Belge Bölümü —
Danıştay Kararı 12. Daire 2022/3518 E. 2022/6888 K. 22.12.2022 T.

Danıştay 12. Daire Başkanlığı         2022/3518 E.  ,  2022/6888 K.
T.C.
D A N I Ş T A Y
ONİKİNCİ DAİRE
Esas No : 2022/3518
Karar No : 2022/6888

KARARIN DÜZELTİLMESİNİ
İSTEYEN (DAVACI) : …
VEKİLİ : Av. …

KARŞI TARAF (DAVALI) : … Başkanlığı
VEKİLİ : Av. …

İSTEMİN KONUSU : … İdare Mahkemesinin … tarih ve E:…, K:… sayılı kararının iptal-kabule ilişkin kısmının bozulmasına dair Danıştay Onikinci Dairesinin 16/11/2021 tarih ve E:2018/4626, K:2021/5817 sayılı kararının; 2577 sayılı İdari Yargılama Usulü Kanunu’nun Geçici 8. maddesi uyarınca uygulanmasına devam edilen 3622 sayılı Kanun ile değişik 54. maddesi uyarınca düzeltilmesi istenilmektedir.

Veri Satırları —
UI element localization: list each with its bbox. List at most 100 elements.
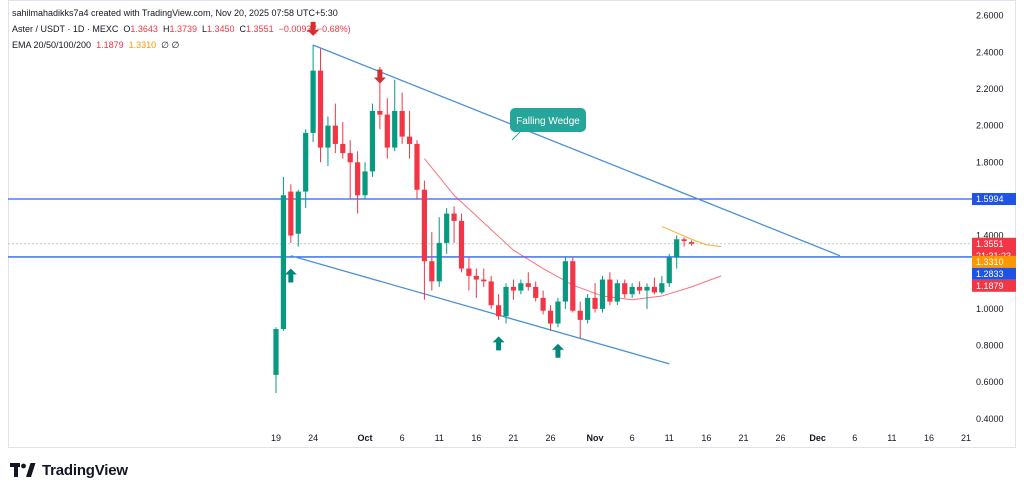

Görevler —
• A. Danıştay kararında geçen, eğik çizgiyle yazılmış bütün esas ve karar numaralarını, her birini bir kez yazarak sıralayın.
• B. Danıştay kararını kaldığı yerden sürdürün.
Liste bu işte hiç kullanılmıyor.

Verilen Cevaplar —
• A. 2022/3518, 2022/6888, 2018/4626, 2021/5817

• B.
YARGILAMA SÜRECİ :
Dava konusu istem: Davacı tarafından; 30/10/1979 tarihinde vefat eden eşinin 01/08/1967 – 31/07/1972 tarihleri arasında Tekirdağ ili Şarköy ilçesi … Köyü Camii imam hatibi olarak görev yaptığı, bu hizmetine ilişkin emekli keseneklerinin tasfiye edilerek 05/01/1973 tarihinde eşine iade edildiğinden bahisle, 5510 sayılı Sosyal Sigortalar ve Genel Sağlık Sigortası Kanunu’nun Geçici 4. maddesiyle getirilen düzenleme kapsamında tasfiye edilen emekli keseneklerinin ihya edilmesi ve askerlikte geçen sürenin borçlandırılması suretiyle, tarafına 30/10/1979 tarihinden itibaren dul aylığı bağlanması talebiyle yapılan başvurunun reddine ilişkin 24/02/2009 tarihli işlemin iptali ile eşinin ölüm tarihi olan 30/10/1979 tarihinden itibaren birikmiş dul aylıklarının yasal faiziyle birlikte ödenmesine karar verilmesi istenilmiştir.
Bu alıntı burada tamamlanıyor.